Dataset excerpt:
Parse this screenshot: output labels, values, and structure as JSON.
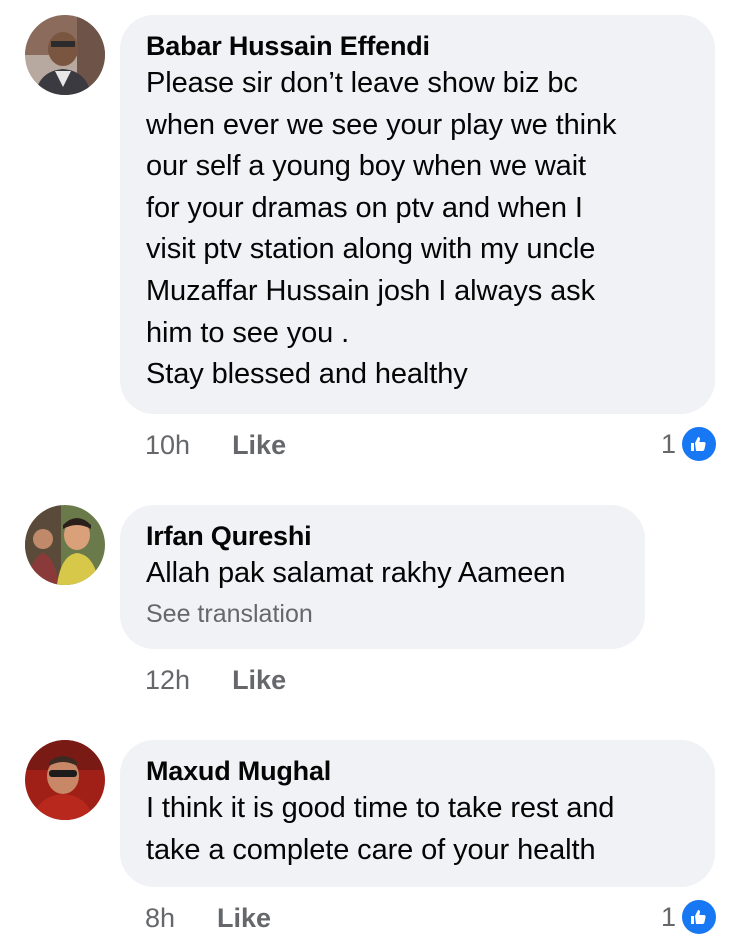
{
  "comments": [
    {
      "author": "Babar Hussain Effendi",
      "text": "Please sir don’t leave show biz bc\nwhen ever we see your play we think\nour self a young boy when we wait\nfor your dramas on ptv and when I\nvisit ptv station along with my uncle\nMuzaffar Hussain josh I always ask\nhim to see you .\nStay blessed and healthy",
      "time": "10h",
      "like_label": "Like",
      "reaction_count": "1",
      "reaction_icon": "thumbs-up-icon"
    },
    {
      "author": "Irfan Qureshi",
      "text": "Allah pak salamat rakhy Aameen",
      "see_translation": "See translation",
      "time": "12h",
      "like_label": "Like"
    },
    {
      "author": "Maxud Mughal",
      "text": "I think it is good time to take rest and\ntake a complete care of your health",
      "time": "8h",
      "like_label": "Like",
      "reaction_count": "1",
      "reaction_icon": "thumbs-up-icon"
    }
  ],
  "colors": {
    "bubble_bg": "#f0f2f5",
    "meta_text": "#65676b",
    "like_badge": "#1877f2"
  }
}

» **What you should do**
The pictures should not be reproduced; quote all of the other material exactly.

» **Answer to the problem**
Parse this screenshot: output labels, values, and structure as JSON.
{
  "comments": [
    {
      "author": "Babar Hussain Effendi",
      "text": "Please sir don’t leave show biz bc\nwhen ever we see your play we think\nour self a young boy when we wait\nfor your dramas on ptv and when I\nvisit ptv station along with my uncle\nMuzaffar Hussain josh I always ask\nhim to see you .\nStay blessed and healthy",
      "time": "10h",
      "like_label": "Like",
      "reaction_count": "1",
      "reaction_icon": "thumbs-up-icon"
    },
    {
      "author": "Irfan Qureshi",
      "text": "Allah pak salamat rakhy Aameen",
      "see_translation": "See translation",
      "time": "12h",
      "like_label": "Like"
    },
    {
      "author": "Maxud Mughal",
      "text": "I think it is good time to take rest and\ntake a complete care of your health",
      "time": "8h",
      "like_label": "Like",
      "reaction_count": "1",
      "reaction_icon": "thumbs-up-icon"
    }
  ],
  "colors": {
    "bubble_bg": "#f0f2f5",
    "meta_text": "#65676b",
    "like_badge": "#1877f2"
  }
}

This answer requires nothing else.